**Prompt**
For the data below, work out how many lines include the string "knowledgeable" and report only the number.

[START OF Information provided]

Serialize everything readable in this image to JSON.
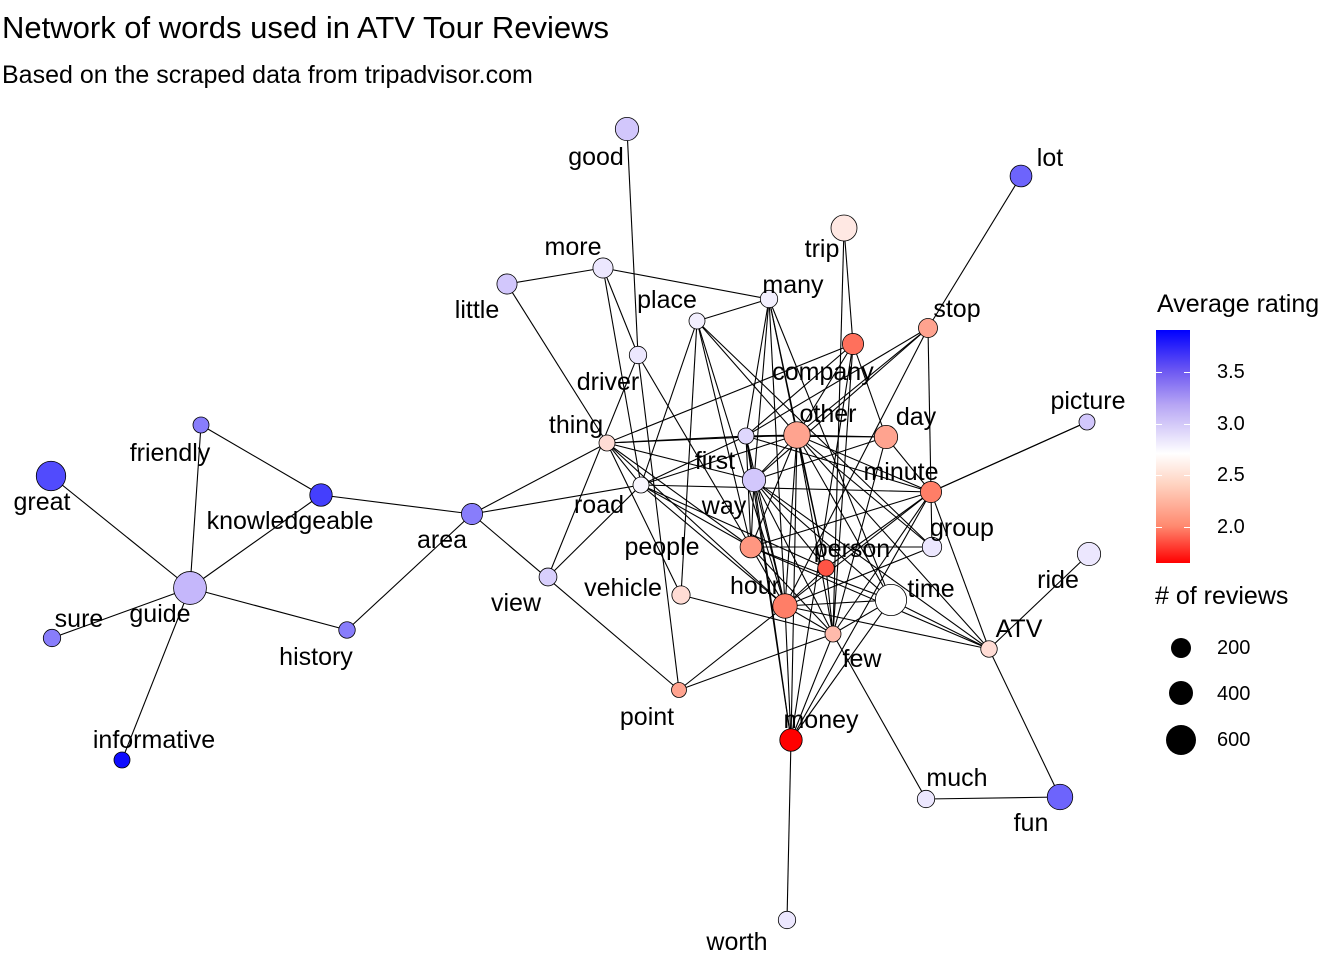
{
  "title": "Network of words used in ATV Tour Reviews",
  "subtitle": "Based on the scraped data from tripadvisor.com",
  "legend": {
    "color_title": "Average rating",
    "color_ticks": [
      "3.5",
      "3.0",
      "2.5",
      "2.0"
    ],
    "color_scale": {
      "high": "#0000ff",
      "mid": "#ffffff",
      "low": "#ff0000"
    },
    "size_title": "# of reviews",
    "size_ticks": [
      "200",
      "400",
      "600"
    ]
  },
  "network": {
    "nodes": [
      {
        "word": "good",
        "rating": 3.05,
        "reviews": 300
      },
      {
        "word": "lot",
        "rating": 3.5,
        "reviews": 250
      },
      {
        "word": "trip",
        "rating": 2.6,
        "reviews": 400
      },
      {
        "word": "more",
        "rating": 2.85,
        "reviews": 200
      },
      {
        "word": "little",
        "rating": 3.05,
        "reviews": 200
      },
      {
        "word": "many",
        "rating": 2.8,
        "reviews": 130
      },
      {
        "word": "place",
        "rating": 2.8,
        "reviews": 100
      },
      {
        "word": "stop",
        "rating": 2.3,
        "reviews": 170
      },
      {
        "word": "company",
        "rating": 2.1,
        "reviews": 230
      },
      {
        "word": "driver",
        "rating": 2.85,
        "reviews": 130
      },
      {
        "word": "picture",
        "rating": 3.05,
        "reviews": 100
      },
      {
        "word": "other",
        "rating": 2.3,
        "reviews": 420
      },
      {
        "word": "day",
        "rating": 2.3,
        "reviews": 300
      },
      {
        "word": "thing",
        "rating": 2.55,
        "reviews": 100
      },
      {
        "word": "first",
        "rating": 2.95,
        "reviews": 100
      },
      {
        "word": "minute",
        "rating": 2.15,
        "reviews": 230
      },
      {
        "word": "friendly",
        "rating": 3.4,
        "reviews": 100
      },
      {
        "word": "great",
        "rating": 3.6,
        "reviews": 550
      },
      {
        "word": "knowledgeable",
        "rating": 3.65,
        "reviews": 270
      },
      {
        "word": "way",
        "rating": 3.05,
        "reviews": 300
      },
      {
        "word": "road",
        "rating": 2.75,
        "reviews": 100
      },
      {
        "word": "area",
        "rating": 3.4,
        "reviews": 230
      },
      {
        "word": "group",
        "rating": 2.85,
        "reviews": 180
      },
      {
        "word": "people",
        "rating": 2.25,
        "reviews": 250
      },
      {
        "word": "person",
        "rating": 2.0,
        "reviews": 110
      },
      {
        "word": "ride",
        "rating": 2.85,
        "reviews": 300
      },
      {
        "word": "view",
        "rating": 3.0,
        "reviews": 140
      },
      {
        "word": "vehicle",
        "rating": 2.55,
        "reviews": 150
      },
      {
        "word": "hour",
        "rating": 2.15,
        "reviews": 340
      },
      {
        "word": "time",
        "rating": 2.7,
        "reviews": 640
      },
      {
        "word": "guide",
        "rating": 3.15,
        "reviews": 720
      },
      {
        "word": "sure",
        "rating": 3.4,
        "reviews": 130
      },
      {
        "word": "history",
        "rating": 3.4,
        "reviews": 110
      },
      {
        "word": "few",
        "rating": 2.4,
        "reviews": 100
      },
      {
        "word": "ATV",
        "rating": 2.55,
        "reviews": 110
      },
      {
        "word": "point",
        "rating": 2.3,
        "reviews": 80
      },
      {
        "word": "money",
        "rating": 1.7,
        "reviews": 270
      },
      {
        "word": "informative",
        "rating": 3.85,
        "reviews": 100
      },
      {
        "word": "much",
        "rating": 2.85,
        "reviews": 130
      },
      {
        "word": "fun",
        "rating": 3.5,
        "reviews": 380
      },
      {
        "word": "worth",
        "rating": 2.85,
        "reviews": 130
      }
    ],
    "edges": [
      [
        "good",
        "driver"
      ],
      [
        "lot",
        "stop"
      ],
      [
        "trip",
        "company"
      ],
      [
        "trip",
        "few"
      ],
      [
        "more",
        "little"
      ],
      [
        "more",
        "many"
      ],
      [
        "more",
        "driver"
      ],
      [
        "more",
        "road"
      ],
      [
        "little",
        "thing"
      ],
      [
        "many",
        "place"
      ],
      [
        "many",
        "other"
      ],
      [
        "many",
        "first"
      ],
      [
        "many",
        "way"
      ],
      [
        "many",
        "person"
      ],
      [
        "many",
        "time"
      ],
      [
        "many",
        "hour"
      ],
      [
        "place",
        "people"
      ],
      [
        "place",
        "vehicle"
      ],
      [
        "place",
        "other"
      ],
      [
        "place",
        "hour"
      ],
      [
        "place",
        "group"
      ],
      [
        "place",
        "road"
      ],
      [
        "stop",
        "minute"
      ],
      [
        "stop",
        "other"
      ],
      [
        "stop",
        "first"
      ],
      [
        "stop",
        "hour"
      ],
      [
        "stop",
        "way"
      ],
      [
        "company",
        "other"
      ],
      [
        "company",
        "first"
      ],
      [
        "company",
        "money"
      ],
      [
        "company",
        "few"
      ],
      [
        "company",
        "day"
      ],
      [
        "company",
        "thing"
      ],
      [
        "driver",
        "view"
      ],
      [
        "driver",
        "point"
      ],
      [
        "driver",
        "people"
      ],
      [
        "picture",
        "minute"
      ],
      [
        "other",
        "day"
      ],
      [
        "other",
        "thing"
      ],
      [
        "other",
        "first"
      ],
      [
        "other",
        "road"
      ],
      [
        "other",
        "way"
      ],
      [
        "other",
        "people"
      ],
      [
        "other",
        "person"
      ],
      [
        "other",
        "hour"
      ],
      [
        "other",
        "time"
      ],
      [
        "other",
        "few"
      ],
      [
        "other",
        "minute"
      ],
      [
        "other",
        "ATV"
      ],
      [
        "other",
        "money"
      ],
      [
        "other",
        "group"
      ],
      [
        "day",
        "first"
      ],
      [
        "day",
        "minute"
      ],
      [
        "day",
        "way"
      ],
      [
        "day",
        "few"
      ],
      [
        "thing",
        "first"
      ],
      [
        "thing",
        "area"
      ],
      [
        "thing",
        "vehicle"
      ],
      [
        "thing",
        "people"
      ],
      [
        "thing",
        "hour"
      ],
      [
        "thing",
        "road"
      ],
      [
        "thing",
        "way"
      ],
      [
        "first",
        "minute"
      ],
      [
        "first",
        "road"
      ],
      [
        "first",
        "way"
      ],
      [
        "first",
        "people"
      ],
      [
        "first",
        "hour"
      ],
      [
        "first",
        "money"
      ],
      [
        "minute",
        "road"
      ],
      [
        "minute",
        "people"
      ],
      [
        "minute",
        "person"
      ],
      [
        "minute",
        "hour"
      ],
      [
        "minute",
        "few"
      ],
      [
        "minute",
        "ATV"
      ],
      [
        "minute",
        "picture"
      ],
      [
        "minute",
        "money"
      ],
      [
        "minute",
        "group"
      ],
      [
        "friendly",
        "guide"
      ],
      [
        "friendly",
        "knowledgeable"
      ],
      [
        "great",
        "guide"
      ],
      [
        "knowledgeable",
        "guide"
      ],
      [
        "knowledgeable",
        "area"
      ],
      [
        "way",
        "people"
      ],
      [
        "way",
        "person"
      ],
      [
        "way",
        "hour"
      ],
      [
        "way",
        "time"
      ],
      [
        "way",
        "few"
      ],
      [
        "way",
        "money"
      ],
      [
        "way",
        "ATV"
      ],
      [
        "road",
        "view"
      ],
      [
        "road",
        "people"
      ],
      [
        "road",
        "person"
      ],
      [
        "road",
        "hour"
      ],
      [
        "road",
        "area"
      ],
      [
        "area",
        "history"
      ],
      [
        "area",
        "point"
      ],
      [
        "group",
        "people"
      ],
      [
        "group",
        "hour"
      ],
      [
        "people",
        "few"
      ],
      [
        "people",
        "hour"
      ],
      [
        "people",
        "time"
      ],
      [
        "people",
        "ATV"
      ],
      [
        "person",
        "hour"
      ],
      [
        "person",
        "few"
      ],
      [
        "ride",
        "ATV"
      ],
      [
        "vehicle",
        "few"
      ],
      [
        "hour",
        "few"
      ],
      [
        "hour",
        "money"
      ],
      [
        "hour",
        "time"
      ],
      [
        "hour",
        "ATV"
      ],
      [
        "time",
        "few"
      ],
      [
        "time",
        "money"
      ],
      [
        "time",
        "ATV"
      ],
      [
        "guide",
        "sure"
      ],
      [
        "guide",
        "history"
      ],
      [
        "guide",
        "informative"
      ],
      [
        "few",
        "point"
      ],
      [
        "few",
        "much"
      ],
      [
        "few",
        "money"
      ],
      [
        "ATV",
        "fun"
      ],
      [
        "much",
        "fun"
      ],
      [
        "point",
        "hour"
      ],
      [
        "money",
        "worth"
      ]
    ]
  }
}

[END OF Information provided]

**Completed task**
4